[start of Records to process]
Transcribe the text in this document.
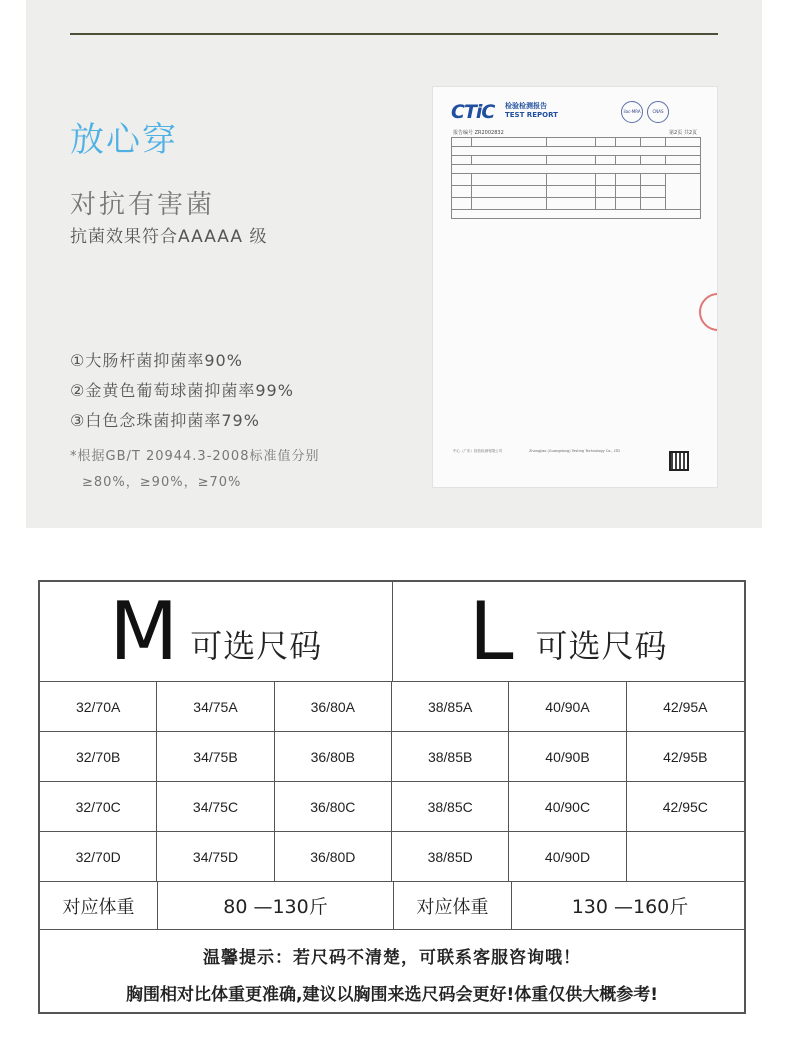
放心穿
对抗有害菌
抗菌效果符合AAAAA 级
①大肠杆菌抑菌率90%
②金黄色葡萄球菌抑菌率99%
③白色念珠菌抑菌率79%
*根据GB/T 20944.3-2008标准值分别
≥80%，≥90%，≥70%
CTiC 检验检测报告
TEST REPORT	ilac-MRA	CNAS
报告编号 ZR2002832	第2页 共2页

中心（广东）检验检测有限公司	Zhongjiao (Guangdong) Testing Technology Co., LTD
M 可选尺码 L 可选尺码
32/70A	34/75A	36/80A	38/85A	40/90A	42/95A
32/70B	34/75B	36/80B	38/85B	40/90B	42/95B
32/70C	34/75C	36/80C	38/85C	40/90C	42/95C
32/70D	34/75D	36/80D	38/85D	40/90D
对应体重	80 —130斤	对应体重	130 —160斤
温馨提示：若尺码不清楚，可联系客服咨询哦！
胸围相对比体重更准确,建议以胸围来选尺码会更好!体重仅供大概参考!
[end of Records to process]
[start of Records to process]
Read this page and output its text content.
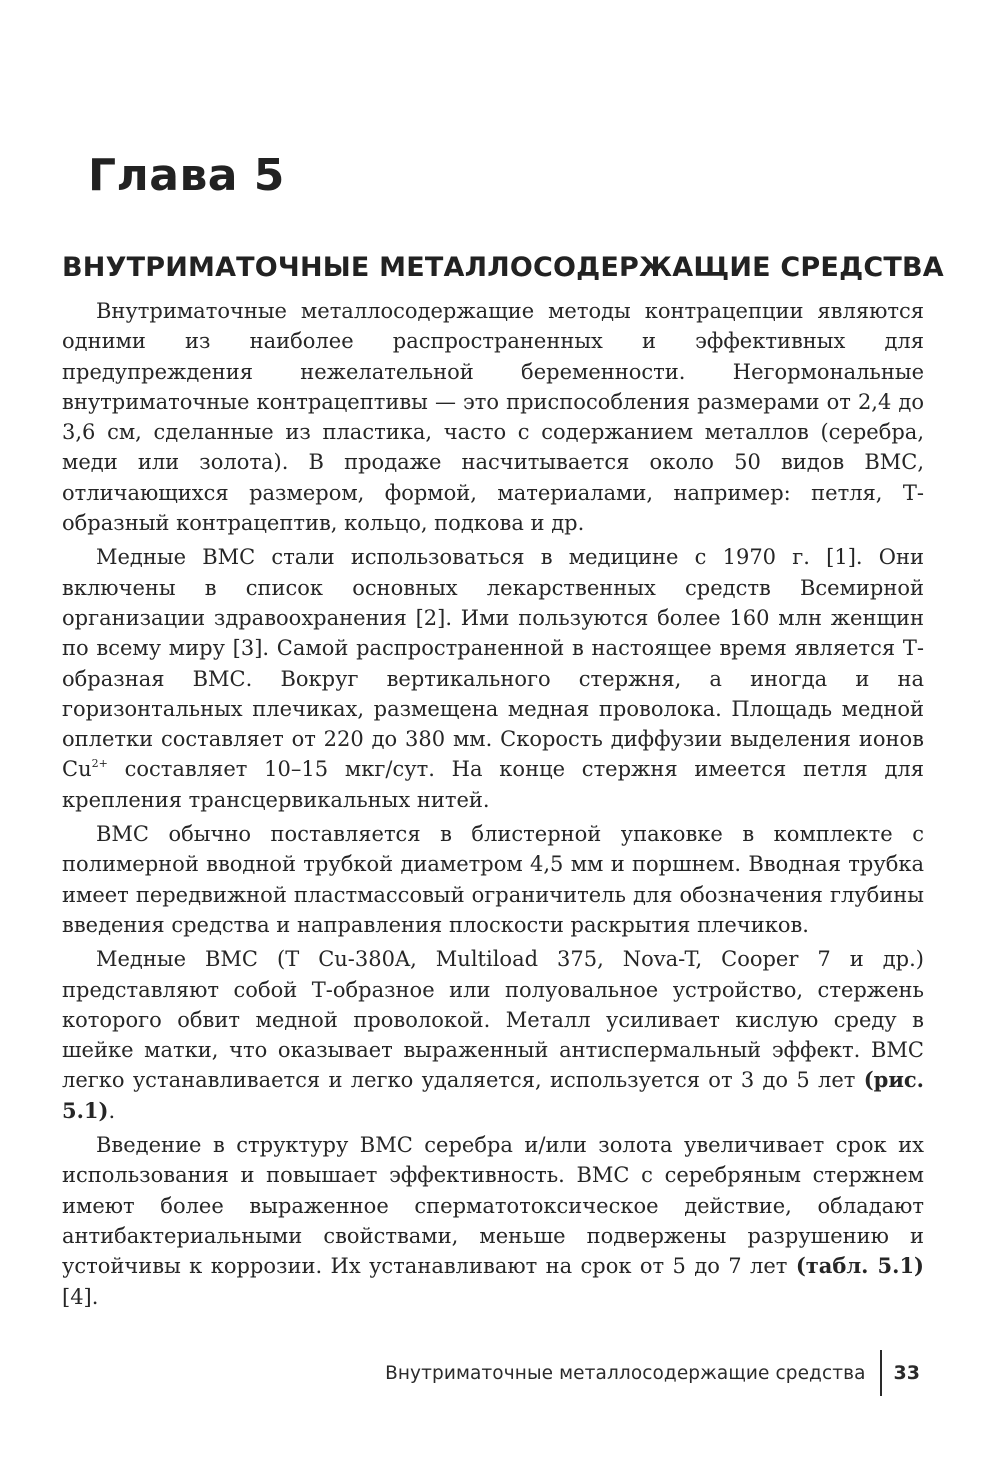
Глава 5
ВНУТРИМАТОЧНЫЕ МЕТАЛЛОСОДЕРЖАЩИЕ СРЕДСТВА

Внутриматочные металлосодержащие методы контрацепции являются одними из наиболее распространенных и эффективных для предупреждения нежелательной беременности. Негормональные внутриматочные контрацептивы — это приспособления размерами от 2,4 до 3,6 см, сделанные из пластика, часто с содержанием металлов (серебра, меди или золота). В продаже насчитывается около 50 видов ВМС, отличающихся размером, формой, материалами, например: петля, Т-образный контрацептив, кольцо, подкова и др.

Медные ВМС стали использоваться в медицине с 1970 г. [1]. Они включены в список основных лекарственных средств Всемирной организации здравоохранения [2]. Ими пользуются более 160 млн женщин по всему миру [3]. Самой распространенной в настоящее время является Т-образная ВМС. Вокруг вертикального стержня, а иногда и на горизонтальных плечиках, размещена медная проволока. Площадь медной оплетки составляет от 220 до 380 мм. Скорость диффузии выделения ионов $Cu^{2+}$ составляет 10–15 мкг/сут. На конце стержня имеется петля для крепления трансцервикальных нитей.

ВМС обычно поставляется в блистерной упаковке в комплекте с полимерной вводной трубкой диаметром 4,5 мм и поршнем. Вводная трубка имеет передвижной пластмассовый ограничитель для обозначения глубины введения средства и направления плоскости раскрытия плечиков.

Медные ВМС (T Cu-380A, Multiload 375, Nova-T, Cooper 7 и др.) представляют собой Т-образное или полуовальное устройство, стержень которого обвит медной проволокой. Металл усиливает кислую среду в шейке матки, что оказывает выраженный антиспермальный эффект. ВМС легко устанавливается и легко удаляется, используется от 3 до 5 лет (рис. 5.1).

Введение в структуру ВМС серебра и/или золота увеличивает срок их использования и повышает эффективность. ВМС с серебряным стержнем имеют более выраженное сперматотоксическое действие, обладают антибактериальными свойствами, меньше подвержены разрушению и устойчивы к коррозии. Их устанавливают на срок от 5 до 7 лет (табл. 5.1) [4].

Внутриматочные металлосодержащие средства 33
[end of Records to process]
> **Task statement**: Pick out each line that holds the string "золота".

> **The answer**:
Внутриматочные металлосодержащие методы контрацепции являются одними из наиболее распространенных и эффективных для предупреждения нежелательной беременности. Негормональные внутриматочные контрацептивы — это приспособления размерами от 2,4 до 3,6 см, сделанные из пластика, часто с содержанием металлов (серебра, меди или золота). В продаже насчитывается около 50 видов ВМС, отличающихся размером, формой, материалами, например: петля, Т-образный контрацептив, кольцо, подкова и др.
Введение в структуру ВМС серебра и/или золота увеличивает срок их использования и повышает эффективность. ВМС с серебряным стержнем имеют более выраженное сперматотоксическое действие, обладают антибактериальными свойствами, меньше подвержены разрушению и устойчивы к коррозии. Их устанавливают на срок от 5 до 7 лет (табл. 5.1) [4].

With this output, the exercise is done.